In the material below, find every line with "Copyright" and pull it out.
+ + +
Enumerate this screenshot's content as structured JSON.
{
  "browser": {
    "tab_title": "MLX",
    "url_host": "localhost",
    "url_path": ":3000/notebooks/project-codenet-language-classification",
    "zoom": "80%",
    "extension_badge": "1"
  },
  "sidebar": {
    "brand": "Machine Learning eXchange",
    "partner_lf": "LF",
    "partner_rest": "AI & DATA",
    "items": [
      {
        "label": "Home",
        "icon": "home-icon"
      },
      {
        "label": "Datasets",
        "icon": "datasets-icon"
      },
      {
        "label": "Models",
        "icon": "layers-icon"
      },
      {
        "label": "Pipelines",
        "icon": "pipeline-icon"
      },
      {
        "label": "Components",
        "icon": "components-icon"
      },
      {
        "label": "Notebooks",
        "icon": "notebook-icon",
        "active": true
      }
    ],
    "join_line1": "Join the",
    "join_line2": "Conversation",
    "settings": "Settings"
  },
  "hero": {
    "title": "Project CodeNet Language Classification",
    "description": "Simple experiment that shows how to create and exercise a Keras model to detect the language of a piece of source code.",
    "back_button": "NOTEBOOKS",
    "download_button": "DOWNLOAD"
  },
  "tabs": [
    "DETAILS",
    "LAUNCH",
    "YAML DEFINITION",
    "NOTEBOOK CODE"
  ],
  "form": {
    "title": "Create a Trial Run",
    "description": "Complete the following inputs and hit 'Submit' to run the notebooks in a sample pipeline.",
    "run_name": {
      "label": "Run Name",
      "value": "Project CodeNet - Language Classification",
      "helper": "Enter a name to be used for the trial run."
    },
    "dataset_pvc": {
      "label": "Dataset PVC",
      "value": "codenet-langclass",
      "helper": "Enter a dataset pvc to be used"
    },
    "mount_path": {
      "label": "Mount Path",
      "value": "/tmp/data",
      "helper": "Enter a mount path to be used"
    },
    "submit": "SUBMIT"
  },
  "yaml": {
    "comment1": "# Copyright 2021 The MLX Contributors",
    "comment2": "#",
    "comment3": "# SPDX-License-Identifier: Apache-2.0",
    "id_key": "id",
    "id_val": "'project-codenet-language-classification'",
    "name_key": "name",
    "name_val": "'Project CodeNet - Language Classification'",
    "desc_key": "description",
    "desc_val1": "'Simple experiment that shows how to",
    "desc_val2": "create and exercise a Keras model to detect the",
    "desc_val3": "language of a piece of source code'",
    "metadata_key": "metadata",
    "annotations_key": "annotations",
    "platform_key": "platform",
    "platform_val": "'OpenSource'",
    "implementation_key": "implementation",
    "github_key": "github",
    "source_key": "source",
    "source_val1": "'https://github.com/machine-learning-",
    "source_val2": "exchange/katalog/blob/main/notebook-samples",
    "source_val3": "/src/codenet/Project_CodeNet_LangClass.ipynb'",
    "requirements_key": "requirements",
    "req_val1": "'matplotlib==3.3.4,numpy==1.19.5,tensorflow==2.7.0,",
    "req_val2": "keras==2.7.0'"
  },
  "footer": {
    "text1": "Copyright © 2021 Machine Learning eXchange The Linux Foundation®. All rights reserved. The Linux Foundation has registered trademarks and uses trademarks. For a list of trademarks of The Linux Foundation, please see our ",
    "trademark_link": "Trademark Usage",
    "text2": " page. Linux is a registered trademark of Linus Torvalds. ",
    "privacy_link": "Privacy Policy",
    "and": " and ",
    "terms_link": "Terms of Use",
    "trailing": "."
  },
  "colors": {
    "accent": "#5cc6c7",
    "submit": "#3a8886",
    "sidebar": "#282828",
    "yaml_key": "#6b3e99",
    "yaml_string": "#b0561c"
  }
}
+ + +
▶ RESPONSE
    "comment1": "# Copyright 2021 The MLX Contributors",
    "text1": "Copyright © 2021 Machine Learning eXchange The Linux Foundation®. All rights reserved. The Linux Foundation has registered trademarks and uses trademarks. For a list of trademarks of The Linux Foundation, please see our ",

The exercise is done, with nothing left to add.